▶ Set task: Copy each line of the material below that includes the string "Father".

▶ Input:

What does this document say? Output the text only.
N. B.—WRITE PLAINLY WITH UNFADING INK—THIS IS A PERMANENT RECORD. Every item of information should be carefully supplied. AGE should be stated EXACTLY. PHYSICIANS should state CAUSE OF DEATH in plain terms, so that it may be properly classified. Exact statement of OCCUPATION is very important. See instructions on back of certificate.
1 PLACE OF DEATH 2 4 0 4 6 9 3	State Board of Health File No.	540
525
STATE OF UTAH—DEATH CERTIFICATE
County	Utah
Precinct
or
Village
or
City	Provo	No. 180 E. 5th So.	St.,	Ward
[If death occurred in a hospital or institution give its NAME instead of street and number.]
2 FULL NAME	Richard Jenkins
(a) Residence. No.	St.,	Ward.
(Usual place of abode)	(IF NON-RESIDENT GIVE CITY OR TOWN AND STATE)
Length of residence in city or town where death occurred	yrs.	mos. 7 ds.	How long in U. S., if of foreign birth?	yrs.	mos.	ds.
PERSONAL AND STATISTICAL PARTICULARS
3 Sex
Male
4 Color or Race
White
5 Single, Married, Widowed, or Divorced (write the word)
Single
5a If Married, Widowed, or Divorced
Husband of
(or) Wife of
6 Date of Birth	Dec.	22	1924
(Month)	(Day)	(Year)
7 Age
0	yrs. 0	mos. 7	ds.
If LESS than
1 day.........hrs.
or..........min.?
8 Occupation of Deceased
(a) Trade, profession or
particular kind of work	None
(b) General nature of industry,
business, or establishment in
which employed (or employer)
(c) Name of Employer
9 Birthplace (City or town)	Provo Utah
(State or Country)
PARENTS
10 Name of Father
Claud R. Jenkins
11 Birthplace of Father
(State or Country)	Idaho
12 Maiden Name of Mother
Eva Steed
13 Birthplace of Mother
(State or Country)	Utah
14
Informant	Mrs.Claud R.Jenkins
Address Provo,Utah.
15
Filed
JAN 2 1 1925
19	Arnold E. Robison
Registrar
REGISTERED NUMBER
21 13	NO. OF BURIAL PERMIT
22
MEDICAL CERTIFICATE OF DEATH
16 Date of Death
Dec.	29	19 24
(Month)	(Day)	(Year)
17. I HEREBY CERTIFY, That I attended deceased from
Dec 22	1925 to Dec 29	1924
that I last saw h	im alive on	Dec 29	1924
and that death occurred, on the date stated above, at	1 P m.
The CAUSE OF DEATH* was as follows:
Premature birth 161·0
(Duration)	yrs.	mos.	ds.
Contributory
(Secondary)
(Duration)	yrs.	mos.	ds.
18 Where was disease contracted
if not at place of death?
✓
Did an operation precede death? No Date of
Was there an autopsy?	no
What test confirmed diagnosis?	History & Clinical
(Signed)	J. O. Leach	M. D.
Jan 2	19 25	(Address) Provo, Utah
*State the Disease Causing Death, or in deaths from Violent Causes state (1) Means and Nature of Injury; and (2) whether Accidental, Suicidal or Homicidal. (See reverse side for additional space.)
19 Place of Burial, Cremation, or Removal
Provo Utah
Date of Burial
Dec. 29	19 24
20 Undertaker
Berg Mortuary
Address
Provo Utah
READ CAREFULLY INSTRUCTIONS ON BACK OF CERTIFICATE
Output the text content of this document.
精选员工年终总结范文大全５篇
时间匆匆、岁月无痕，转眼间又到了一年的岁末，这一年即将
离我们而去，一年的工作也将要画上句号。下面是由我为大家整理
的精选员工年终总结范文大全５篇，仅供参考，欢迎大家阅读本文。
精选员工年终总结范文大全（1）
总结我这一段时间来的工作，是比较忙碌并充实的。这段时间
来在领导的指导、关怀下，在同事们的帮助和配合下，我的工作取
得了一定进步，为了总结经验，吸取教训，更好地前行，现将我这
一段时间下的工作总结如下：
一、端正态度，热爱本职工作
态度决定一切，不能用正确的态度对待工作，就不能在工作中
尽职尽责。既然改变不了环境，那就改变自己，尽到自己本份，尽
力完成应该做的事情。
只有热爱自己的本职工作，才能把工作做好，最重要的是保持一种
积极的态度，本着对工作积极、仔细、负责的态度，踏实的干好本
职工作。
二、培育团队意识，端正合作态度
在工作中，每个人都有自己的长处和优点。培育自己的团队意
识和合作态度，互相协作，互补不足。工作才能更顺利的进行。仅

▶ The solution:
10 Name of Father
11 Birthplace of Father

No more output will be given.